>> start Material for the task
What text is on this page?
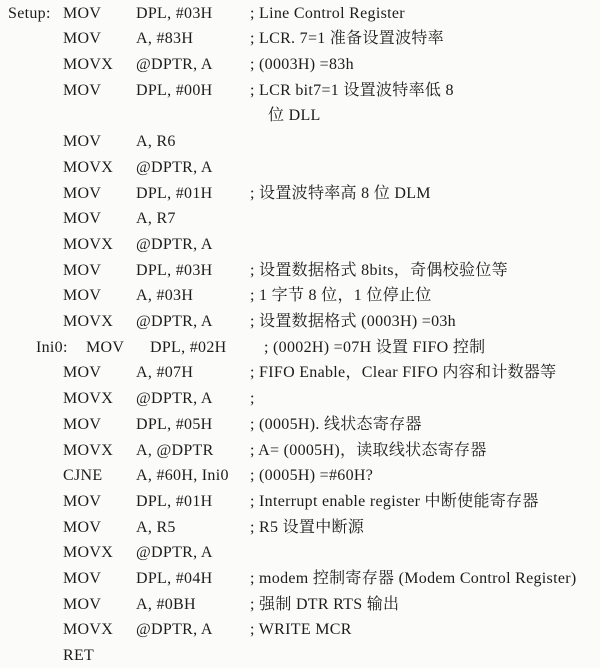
Setup: MOV DPL, #03H ; Line Control Register
MOV A, #83H	; LCR. 7=1 准备设置波特率
MOVX @DPTR, A ; (0003H) =83h
MOV DPL, #00H ; LCR bit7=1 设置波特率低 8
位 DLL
MOV A, R6
MOVX @DPTR, A
MOV DPL, #01H ; 设置波特率高 8 位 DLM
MOV A, R7
MOVX @DPTR, A
MOV DPL, #03H ; 设置数据格式 8bits，奇偶校验位等
MOV A, #03H	; 1 字节 8 位，1 位停止位
MOVX @DPTR, A ; 设置数据格式 (0003H) =03h
Ini0: MOV DPL, #02H ; (0002H) =07H 设置 FIFO 控制
MOV A, #07H	; FIFO Enable，Clear FIFO 内容和计数器等
MOVX @DPTR, A ;
MOV DPL, #05H ; (0005H). 线状态寄存器
MOVX A, @DPTR ; A= (0005H)，读取线状态寄存器
CJNE A, #60H, Ini0 ; (0005H) =#60H?
MOV DPL, #01H ; Interrupt enable register 中断使能寄存器
MOV A, R5	; R5 设置中断源
MOVX @DPTR, A
MOV DPL, #04H ; modem 控制寄存器 (Modem Control Register)
MOV A, #0BH	; 强制 DTR RTS 输出
MOVX @DPTR, A ; WRITE MCR
RET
>> end Material for the task
Copy every line above word for word and exclude the pictures.

Output below:
What text is on this page?
Setup: MOV DPL, #03H ; Line Control Register
MOV A, #83H	; LCR. 7=1 准备设置波特率
MOVX @DPTR, A ; (0003H) =83h
MOV DPL, #00H ; LCR bit7=1 设置波特率低 8
位 DLL
MOV A, R6
MOVX @DPTR, A
MOV DPL, #01H ; 设置波特率高 8 位 DLM
MOV A, R7
MOVX @DPTR, A
MOV DPL, #03H ; 设置数据格式 8bits，奇偶校验位等
MOV A, #03H	; 1 字节 8 位，1 位停止位
MOVX @DPTR, A ; 设置数据格式 (0003H) =03h
Ini0: MOV DPL, #02H ; (0002H) =07H 设置 FIFO 控制
MOV A, #07H	; FIFO Enable，Clear FIFO 内容和计数器等
MOVX @DPTR, A ;
MOV DPL, #05H ; (0005H). 线状态寄存器
MOVX A, @DPTR ; A= (0005H)，读取线状态寄存器
CJNE A, #60H, Ini0 ; (0005H) =#60H?
MOV DPL, #01H ; Interrupt enable register 中断使能寄存器
MOV A, R5	; R5 设置中断源
MOVX @DPTR, A
MOV DPL, #04H ; modem 控制寄存器 (Modem Control Register)
MOV A, #0BH	; 强制 DTR RTS 输出
MOVX @DPTR, A ; WRITE MCR
RET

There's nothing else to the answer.